Short problem:
Locate the lines of the listing below that hold "Assets", then copy each of them.

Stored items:
++++++++

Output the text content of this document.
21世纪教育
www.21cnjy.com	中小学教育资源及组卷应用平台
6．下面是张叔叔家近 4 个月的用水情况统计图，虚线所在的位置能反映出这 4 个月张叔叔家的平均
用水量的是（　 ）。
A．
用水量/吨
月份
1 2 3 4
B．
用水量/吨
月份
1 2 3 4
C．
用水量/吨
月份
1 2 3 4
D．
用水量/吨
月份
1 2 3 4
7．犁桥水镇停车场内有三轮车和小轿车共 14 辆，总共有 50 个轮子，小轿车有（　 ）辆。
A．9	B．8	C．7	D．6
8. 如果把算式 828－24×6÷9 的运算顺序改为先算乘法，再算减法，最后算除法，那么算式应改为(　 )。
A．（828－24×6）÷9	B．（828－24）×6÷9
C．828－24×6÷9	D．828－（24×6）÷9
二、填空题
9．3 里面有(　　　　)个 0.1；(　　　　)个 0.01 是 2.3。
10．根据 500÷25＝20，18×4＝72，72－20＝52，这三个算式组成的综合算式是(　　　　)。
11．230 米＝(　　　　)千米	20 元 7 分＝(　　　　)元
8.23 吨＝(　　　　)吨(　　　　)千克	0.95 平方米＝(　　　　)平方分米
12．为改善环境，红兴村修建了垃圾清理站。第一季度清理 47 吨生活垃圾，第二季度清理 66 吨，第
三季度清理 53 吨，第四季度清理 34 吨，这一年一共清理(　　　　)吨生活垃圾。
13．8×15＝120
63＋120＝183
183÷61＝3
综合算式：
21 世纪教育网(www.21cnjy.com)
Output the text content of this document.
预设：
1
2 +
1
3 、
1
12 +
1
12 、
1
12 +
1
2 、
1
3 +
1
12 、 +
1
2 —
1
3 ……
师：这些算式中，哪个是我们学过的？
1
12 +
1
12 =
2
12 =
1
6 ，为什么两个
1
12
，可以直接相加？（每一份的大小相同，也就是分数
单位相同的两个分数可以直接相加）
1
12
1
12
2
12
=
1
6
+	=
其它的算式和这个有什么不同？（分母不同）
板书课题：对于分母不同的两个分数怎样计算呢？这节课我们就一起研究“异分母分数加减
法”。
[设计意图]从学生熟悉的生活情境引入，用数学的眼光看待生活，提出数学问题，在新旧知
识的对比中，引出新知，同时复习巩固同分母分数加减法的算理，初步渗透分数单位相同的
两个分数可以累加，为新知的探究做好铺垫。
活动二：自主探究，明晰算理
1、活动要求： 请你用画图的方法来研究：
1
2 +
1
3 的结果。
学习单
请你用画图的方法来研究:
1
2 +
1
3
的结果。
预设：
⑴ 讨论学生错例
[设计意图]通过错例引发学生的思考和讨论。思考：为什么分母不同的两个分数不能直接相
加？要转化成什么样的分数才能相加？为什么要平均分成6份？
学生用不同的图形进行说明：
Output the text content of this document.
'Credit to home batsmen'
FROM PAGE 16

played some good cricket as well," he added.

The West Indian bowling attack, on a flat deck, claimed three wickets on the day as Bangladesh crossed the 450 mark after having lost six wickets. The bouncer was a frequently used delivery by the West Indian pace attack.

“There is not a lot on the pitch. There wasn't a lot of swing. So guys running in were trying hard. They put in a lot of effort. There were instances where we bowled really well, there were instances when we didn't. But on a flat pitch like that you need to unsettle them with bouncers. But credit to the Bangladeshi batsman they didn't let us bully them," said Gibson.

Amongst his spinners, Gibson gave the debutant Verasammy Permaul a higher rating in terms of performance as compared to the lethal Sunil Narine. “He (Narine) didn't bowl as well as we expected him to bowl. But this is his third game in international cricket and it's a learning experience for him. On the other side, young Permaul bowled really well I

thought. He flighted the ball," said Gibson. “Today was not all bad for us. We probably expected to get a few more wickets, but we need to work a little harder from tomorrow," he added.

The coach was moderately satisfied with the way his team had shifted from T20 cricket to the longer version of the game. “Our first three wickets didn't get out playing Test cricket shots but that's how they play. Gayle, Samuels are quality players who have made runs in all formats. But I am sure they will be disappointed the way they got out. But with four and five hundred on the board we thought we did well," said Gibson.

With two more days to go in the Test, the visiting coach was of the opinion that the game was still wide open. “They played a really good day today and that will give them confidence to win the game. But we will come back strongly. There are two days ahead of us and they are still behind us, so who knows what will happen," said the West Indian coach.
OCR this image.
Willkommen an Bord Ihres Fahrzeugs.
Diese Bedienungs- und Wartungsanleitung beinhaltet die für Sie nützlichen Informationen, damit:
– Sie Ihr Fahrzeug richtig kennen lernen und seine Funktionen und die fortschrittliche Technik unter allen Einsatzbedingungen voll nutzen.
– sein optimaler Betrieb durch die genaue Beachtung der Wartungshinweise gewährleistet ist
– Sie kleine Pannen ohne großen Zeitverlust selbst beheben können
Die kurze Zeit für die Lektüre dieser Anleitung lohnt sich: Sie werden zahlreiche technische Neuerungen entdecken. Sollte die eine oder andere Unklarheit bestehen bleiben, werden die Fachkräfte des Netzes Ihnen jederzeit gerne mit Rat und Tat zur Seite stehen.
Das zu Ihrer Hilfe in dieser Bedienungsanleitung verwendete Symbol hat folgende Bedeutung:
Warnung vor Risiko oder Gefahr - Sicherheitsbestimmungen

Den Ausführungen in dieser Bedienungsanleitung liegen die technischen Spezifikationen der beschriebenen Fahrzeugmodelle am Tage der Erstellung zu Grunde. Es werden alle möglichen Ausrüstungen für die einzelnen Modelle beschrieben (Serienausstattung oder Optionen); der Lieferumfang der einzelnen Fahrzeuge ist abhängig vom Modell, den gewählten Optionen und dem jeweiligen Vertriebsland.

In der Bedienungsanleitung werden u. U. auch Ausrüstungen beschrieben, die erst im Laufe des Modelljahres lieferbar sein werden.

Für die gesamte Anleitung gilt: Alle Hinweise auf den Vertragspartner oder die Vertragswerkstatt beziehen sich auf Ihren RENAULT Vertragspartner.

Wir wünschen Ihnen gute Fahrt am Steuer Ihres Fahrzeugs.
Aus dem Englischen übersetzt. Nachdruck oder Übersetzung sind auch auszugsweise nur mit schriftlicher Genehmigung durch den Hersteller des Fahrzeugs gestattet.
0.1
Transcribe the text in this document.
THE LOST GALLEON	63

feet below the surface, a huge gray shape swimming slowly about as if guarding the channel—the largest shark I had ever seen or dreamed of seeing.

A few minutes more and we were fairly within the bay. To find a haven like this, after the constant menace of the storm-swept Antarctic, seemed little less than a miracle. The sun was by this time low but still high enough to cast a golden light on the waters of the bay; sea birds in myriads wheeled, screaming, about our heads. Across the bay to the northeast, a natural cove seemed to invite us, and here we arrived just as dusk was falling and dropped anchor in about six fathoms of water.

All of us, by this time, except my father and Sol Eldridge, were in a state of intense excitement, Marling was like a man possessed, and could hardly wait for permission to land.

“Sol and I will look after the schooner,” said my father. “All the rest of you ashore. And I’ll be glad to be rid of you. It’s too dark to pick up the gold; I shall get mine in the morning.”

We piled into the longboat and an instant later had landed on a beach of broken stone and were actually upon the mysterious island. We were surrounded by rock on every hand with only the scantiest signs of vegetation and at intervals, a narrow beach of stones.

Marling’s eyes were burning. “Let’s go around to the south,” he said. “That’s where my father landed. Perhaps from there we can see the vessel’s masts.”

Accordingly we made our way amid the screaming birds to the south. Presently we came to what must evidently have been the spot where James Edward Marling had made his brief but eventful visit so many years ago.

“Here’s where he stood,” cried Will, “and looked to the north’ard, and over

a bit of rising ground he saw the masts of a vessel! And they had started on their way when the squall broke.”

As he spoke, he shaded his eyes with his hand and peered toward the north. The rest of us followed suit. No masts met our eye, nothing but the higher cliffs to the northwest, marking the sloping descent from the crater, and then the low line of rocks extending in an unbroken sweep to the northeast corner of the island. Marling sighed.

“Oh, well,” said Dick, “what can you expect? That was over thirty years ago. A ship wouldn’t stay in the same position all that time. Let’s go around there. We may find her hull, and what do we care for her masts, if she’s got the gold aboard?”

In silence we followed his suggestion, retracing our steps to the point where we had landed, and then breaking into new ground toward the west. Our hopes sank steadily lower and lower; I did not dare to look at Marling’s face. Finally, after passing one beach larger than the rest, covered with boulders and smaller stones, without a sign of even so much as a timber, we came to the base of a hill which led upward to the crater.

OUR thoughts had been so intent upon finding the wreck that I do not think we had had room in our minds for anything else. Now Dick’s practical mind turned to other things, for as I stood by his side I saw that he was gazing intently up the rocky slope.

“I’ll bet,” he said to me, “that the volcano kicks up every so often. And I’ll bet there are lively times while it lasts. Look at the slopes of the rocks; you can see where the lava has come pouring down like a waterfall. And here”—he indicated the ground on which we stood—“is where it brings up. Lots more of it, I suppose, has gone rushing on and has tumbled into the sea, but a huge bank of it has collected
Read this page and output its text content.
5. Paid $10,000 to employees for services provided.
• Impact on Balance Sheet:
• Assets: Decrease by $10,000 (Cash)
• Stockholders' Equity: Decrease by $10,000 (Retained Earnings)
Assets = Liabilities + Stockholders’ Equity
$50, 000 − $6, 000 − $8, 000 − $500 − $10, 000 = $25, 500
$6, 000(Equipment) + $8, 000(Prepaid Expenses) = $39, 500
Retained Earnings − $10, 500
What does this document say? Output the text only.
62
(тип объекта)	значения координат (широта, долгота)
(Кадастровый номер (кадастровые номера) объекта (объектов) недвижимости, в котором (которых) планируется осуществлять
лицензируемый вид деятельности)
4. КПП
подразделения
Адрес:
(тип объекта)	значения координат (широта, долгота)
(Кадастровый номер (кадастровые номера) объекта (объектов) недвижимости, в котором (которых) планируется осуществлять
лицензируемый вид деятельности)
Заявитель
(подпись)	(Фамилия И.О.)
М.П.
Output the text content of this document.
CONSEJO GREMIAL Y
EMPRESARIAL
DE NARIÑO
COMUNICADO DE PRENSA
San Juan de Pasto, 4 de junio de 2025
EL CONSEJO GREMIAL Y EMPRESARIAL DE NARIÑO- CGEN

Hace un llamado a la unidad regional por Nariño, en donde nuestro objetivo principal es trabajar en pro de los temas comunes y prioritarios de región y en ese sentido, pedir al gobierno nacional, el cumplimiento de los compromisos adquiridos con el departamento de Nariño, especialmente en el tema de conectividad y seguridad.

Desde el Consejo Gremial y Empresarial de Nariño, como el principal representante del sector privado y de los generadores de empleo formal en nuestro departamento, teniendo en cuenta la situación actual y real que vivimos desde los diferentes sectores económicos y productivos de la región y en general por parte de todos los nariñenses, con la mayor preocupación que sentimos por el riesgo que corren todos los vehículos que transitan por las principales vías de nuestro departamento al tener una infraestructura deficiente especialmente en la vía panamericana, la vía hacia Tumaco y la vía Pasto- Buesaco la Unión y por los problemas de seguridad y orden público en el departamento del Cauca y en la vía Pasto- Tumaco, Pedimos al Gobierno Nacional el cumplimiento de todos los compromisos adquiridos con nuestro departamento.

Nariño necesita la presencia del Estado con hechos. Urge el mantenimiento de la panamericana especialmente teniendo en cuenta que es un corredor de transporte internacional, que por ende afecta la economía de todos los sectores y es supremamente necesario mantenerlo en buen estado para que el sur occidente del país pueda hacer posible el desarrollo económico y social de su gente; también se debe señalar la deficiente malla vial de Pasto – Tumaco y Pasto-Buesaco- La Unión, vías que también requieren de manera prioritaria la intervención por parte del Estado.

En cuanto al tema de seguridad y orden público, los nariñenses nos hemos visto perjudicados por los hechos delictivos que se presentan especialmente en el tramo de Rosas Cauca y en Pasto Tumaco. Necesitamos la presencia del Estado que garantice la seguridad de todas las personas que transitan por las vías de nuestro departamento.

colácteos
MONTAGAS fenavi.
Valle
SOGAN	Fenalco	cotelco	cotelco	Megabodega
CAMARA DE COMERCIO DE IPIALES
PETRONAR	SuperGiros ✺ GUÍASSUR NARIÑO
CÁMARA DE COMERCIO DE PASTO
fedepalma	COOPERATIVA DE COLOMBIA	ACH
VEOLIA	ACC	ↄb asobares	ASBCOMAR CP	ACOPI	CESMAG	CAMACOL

++++++++

Complete answer:
• Assets: Decrease by $10,000 (Cash)
Assets = Liabilities + Stockholders’ Equity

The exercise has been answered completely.